::: EXERCISE MATERIAL

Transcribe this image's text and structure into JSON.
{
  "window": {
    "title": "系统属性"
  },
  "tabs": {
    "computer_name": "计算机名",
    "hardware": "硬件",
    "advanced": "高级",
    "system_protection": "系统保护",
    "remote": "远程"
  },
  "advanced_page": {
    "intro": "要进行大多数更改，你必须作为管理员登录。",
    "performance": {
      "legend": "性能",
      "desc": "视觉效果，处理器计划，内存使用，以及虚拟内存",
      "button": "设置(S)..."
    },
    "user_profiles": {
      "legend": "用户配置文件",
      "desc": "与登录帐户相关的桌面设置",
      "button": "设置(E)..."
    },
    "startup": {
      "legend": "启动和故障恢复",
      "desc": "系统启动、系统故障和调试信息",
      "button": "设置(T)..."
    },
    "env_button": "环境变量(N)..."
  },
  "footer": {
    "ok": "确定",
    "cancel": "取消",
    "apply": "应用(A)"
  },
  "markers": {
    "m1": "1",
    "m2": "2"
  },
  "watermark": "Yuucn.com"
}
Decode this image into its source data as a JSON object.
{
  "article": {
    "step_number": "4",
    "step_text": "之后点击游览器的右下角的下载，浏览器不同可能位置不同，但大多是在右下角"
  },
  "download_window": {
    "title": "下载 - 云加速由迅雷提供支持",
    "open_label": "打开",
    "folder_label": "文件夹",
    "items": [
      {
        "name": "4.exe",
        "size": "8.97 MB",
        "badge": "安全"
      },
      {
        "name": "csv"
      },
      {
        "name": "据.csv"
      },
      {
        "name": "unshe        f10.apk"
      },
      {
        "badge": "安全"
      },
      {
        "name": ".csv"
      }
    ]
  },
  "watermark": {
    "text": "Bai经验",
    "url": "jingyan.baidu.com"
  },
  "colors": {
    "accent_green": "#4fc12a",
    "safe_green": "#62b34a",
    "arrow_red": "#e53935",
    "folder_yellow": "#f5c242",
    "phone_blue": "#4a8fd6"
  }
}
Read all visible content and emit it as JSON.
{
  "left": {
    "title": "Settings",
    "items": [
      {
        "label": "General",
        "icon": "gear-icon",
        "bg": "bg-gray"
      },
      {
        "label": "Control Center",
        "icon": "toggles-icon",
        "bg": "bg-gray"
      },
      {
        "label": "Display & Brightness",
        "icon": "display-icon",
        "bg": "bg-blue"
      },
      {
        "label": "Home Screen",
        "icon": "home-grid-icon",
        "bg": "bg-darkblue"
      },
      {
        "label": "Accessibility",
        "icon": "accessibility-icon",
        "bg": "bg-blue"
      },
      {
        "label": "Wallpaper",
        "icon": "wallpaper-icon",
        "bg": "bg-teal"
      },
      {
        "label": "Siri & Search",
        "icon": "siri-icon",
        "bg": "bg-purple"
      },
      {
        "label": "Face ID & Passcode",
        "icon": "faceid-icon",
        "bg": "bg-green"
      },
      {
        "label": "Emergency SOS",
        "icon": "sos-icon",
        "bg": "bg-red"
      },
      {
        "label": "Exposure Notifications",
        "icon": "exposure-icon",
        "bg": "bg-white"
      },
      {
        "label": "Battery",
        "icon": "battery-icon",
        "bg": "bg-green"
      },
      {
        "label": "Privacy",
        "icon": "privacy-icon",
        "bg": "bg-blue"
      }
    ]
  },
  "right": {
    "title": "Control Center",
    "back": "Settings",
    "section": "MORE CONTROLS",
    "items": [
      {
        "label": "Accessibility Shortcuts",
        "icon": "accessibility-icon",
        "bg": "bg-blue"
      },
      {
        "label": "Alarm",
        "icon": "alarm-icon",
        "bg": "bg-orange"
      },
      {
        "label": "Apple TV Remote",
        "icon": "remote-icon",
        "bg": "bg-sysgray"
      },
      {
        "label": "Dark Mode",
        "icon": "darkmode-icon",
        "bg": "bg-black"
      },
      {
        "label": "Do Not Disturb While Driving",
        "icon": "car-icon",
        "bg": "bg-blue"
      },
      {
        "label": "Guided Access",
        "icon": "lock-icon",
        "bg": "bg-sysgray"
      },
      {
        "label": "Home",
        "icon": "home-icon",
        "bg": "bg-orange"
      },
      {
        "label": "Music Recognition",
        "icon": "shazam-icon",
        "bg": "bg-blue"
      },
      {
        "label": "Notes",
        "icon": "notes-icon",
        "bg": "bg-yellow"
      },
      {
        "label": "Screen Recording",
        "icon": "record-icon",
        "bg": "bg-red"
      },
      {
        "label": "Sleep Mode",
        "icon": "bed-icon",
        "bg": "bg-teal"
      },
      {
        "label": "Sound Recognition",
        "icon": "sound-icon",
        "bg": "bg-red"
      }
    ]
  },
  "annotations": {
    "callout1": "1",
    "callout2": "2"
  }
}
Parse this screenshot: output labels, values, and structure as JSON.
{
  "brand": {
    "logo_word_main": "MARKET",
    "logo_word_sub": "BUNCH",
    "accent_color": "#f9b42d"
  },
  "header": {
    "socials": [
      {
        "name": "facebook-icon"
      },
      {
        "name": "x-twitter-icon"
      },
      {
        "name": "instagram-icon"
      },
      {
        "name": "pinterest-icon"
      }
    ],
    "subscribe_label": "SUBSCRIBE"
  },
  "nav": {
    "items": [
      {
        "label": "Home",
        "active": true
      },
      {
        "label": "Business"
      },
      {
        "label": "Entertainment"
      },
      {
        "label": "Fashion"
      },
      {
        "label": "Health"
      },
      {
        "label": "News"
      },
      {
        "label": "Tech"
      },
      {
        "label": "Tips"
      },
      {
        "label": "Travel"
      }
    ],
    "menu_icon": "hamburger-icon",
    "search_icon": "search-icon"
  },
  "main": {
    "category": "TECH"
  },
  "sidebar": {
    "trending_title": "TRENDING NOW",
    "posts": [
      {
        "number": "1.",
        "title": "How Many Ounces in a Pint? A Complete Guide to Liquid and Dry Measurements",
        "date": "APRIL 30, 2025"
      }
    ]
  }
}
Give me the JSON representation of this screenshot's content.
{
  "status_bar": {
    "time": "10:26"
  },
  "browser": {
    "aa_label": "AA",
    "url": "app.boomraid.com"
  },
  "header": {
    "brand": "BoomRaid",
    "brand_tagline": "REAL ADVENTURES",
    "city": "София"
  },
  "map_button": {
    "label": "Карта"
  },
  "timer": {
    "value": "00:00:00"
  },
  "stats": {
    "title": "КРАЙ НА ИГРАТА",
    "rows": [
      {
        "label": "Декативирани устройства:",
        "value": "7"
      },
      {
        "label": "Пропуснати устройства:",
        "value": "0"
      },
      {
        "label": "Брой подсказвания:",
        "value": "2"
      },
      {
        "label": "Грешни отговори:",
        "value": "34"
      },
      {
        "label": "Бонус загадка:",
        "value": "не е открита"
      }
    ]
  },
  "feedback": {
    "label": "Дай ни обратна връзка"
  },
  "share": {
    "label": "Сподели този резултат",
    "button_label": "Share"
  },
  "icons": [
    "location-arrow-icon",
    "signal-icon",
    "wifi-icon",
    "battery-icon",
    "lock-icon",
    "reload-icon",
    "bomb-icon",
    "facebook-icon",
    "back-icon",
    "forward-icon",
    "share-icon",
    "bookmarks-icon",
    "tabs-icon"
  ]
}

::::::

◆ **WHAT IS BEING ASKED**: Extract the full listing and reproduce each line exactly.

◆ **EXERCISE RESULT**:
Transcribe this image's text and structure into JSON.
{
  "window": {
    "title": "系统属性"
  },
  "tabs": {
    "computer_name": "计算机名",
    "hardware": "硬件",
    "advanced": "高级",
    "system_protection": "系统保护",
    "remote": "远程"
  },
  "advanced_page": {
    "intro": "要进行大多数更改，你必须作为管理员登录。",
    "performance": {
      "legend": "性能",
      "desc": "视觉效果，处理器计划，内存使用，以及虚拟内存",
      "button": "设置(S)..."
    },
    "user_profiles": {
      "legend": "用户配置文件",
      "desc": "与登录帐户相关的桌面设置",
      "button": "设置(E)..."
    },
    "startup": {
      "legend": "启动和故障恢复",
      "desc": "系统启动、系统故障和调试信息",
      "button": "设置(T)..."
    },
    "env_button": "环境变量(N)..."
  },
  "footer": {
    "ok": "确定",
    "cancel": "取消",
    "apply": "应用(A)"
  },
  "markers": {
    "m1": "1",
    "m2": "2"
  },
  "watermark": "Yuucn.com"
}
Decode this image into its source data as a JSON object.
{
  "article": {
    "step_number": "4",
    "step_text": "之后点击游览器的右下角的下载，浏览器不同可能位置不同，但大多是在右下角"
  },
  "download_window": {
    "title": "下载 - 云加速由迅雷提供支持",
    "open_label": "打开",
    "folder_label": "文件夹",
    "items": [
      {
        "name": "4.exe",
        "size": "8.97 MB",
        "badge": "安全"
      },
      {
        "name": "csv"
      },
      {
        "name": "据.csv"
      },
      {
        "name": "unshe        f10.apk"
      },
      {
        "badge": "安全"
      },
      {
        "name": ".csv"
      }
    ]
  },
  "watermark": {
    "text": "Bai经验",
    "url": "jingyan.baidu.com"
  },
  "colors": {
    "accent_green": "#4fc12a",
    "safe_green": "#62b34a",
    "arrow_red": "#e53935",
    "folder_yellow": "#f5c242",
    "phone_blue": "#4a8fd6"
  }
}
Read all visible content and emit it as JSON.
{
  "left": {
    "title": "Settings",
    "items": [
      {
        "label": "General",
        "icon": "gear-icon",
        "bg": "bg-gray"
      },
      {
        "label": "Control Center",
        "icon": "toggles-icon",
        "bg": "bg-gray"
      },
      {
        "label": "Display & Brightness",
        "icon": "display-icon",
        "bg": "bg-blue"
      },
      {
        "label": "Home Screen",
        "icon": "home-grid-icon",
        "bg": "bg-darkblue"
      },
      {
        "label": "Accessibility",
        "icon": "accessibility-icon",
        "bg": "bg-blue"
      },
      {
        "label": "Wallpaper",
        "icon": "wallpaper-icon",
        "bg": "bg-teal"
      },
      {
        "label": "Siri & Search",
        "icon": "siri-icon",
        "bg": "bg-purple"
      },
      {
        "label": "Face ID & Passcode",
        "icon": "faceid-icon",
        "bg": "bg-green"
      },
      {
        "label": "Emergency SOS",
        "icon": "sos-icon",
        "bg": "bg-red"
      },
      {
        "label": "Exposure Notifications",
        "icon": "exposure-icon",
        "bg": "bg-white"
      },
      {
        "label": "Battery",
        "icon": "battery-icon",
        "bg": "bg-green"
      },
      {
        "label": "Privacy",
        "icon": "privacy-icon",
        "bg": "bg-blue"
      }
    ]
  },
  "right": {
    "title": "Control Center",
    "back": "Settings",
    "section": "MORE CONTROLS",
    "items": [
      {
        "label": "Accessibility Shortcuts",
        "icon": "accessibility-icon",
        "bg": "bg-blue"
      },
      {
        "label": "Alarm",
        "icon": "alarm-icon",
        "bg": "bg-orange"
      },
      {
        "label": "Apple TV Remote",
        "icon": "remote-icon",
        "bg": "bg-sysgray"
      },
      {
        "label": "Dark Mode",
        "icon": "darkmode-icon",
        "bg": "bg-black"
      },
      {
        "label": "Do Not Disturb While Driving",
        "icon": "car-icon",
        "bg": "bg-blue"
      },
      {
        "label": "Guided Access",
        "icon": "lock-icon",
        "bg": "bg-sysgray"
      },
      {
        "label": "Home",
        "icon": "home-icon",
        "bg": "bg-orange"
      },
      {
        "label": "Music Recognition",
        "icon": "shazam-icon",
        "bg": "bg-blue"
      },
      {
        "label": "Notes",
        "icon": "notes-icon",
        "bg": "bg-yellow"
      },
      {
        "label": "Screen Recording",
        "icon": "record-icon",
        "bg": "bg-red"
      },
      {
        "label": "Sleep Mode",
        "icon": "bed-icon",
        "bg": "bg-teal"
      },
      {
        "label": "Sound Recognition",
        "icon": "sound-icon",
        "bg": "bg-red"
      }
    ]
  },
  "annotations": {
    "callout1": "1",
    "callout2": "2"
  }
}
Parse this screenshot: output labels, values, and structure as JSON.
{
  "brand": {
    "logo_word_main": "MARKET",
    "logo_word_sub": "BUNCH",
    "accent_color": "#f9b42d"
  },
  "header": {
    "socials": [
      {
        "name": "facebook-icon"
      },
      {
        "name": "x-twitter-icon"
      },
      {
        "name": "instagram-icon"
      },
      {
        "name": "pinterest-icon"
      }
    ],
    "subscribe_label": "SUBSCRIBE"
  },
  "nav": {
    "items": [
      {
        "label": "Home",
        "active": true
      },
      {
        "label": "Business"
      },
      {
        "label": "Entertainment"
      },
      {
        "label": "Fashion"
      },
      {
        "label": "Health"
      },
      {
        "label": "News"
      },
      {
        "label": "Tech"
      },
      {
        "label": "Tips"
      },
      {
        "label": "Travel"
      }
    ],
    "menu_icon": "hamburger-icon",
    "search_icon": "search-icon"
  },
  "main": {
    "category": "TECH"
  },
  "sidebar": {
    "trending_title": "TRENDING NOW",
    "posts": [
      {
        "number": "1.",
        "title": "How Many Ounces in a Pint? A Complete Guide to Liquid and Dry Measurements",
        "date": "APRIL 30, 2025"
      }
    ]
  }
}
Give me the JSON representation of this screenshot's content.
{
  "status_bar": {
    "time": "10:26"
  },
  "browser": {
    "aa_label": "AA",
    "url": "app.boomraid.com"
  },
  "header": {
    "brand": "BoomRaid",
    "brand_tagline": "REAL ADVENTURES",
    "city": "София"
  },
  "map_button": {
    "label": "Карта"
  },
  "timer": {
    "value": "00:00:00"
  },
  "stats": {
    "title": "КРАЙ НА ИГРАТА",
    "rows": [
      {
        "label": "Декативирани устройства:",
        "value": "7"
      },
      {
        "label": "Пропуснати устройства:",
        "value": "0"
      },
      {
        "label": "Брой подсказвания:",
        "value": "2"
      },
      {
        "label": "Грешни отговори:",
        "value": "34"
      },
      {
        "label": "Бонус загадка:",
        "value": "не е открита"
      }
    ]
  },
  "feedback": {
    "label": "Дай ни обратна връзка"
  },
  "share": {
    "label": "Сподели този резултат",
    "button_label": "Share"
  },
  "icons": [
    "location-arrow-icon",
    "signal-icon",
    "wifi-icon",
    "battery-icon",
    "lock-icon",
    "reload-icon",
    "bomb-icon",
    "facebook-icon",
    "back-icon",
    "forward-icon",
    "share-icon",
    "bookmarks-icon",
    "tabs-icon"
  ]
}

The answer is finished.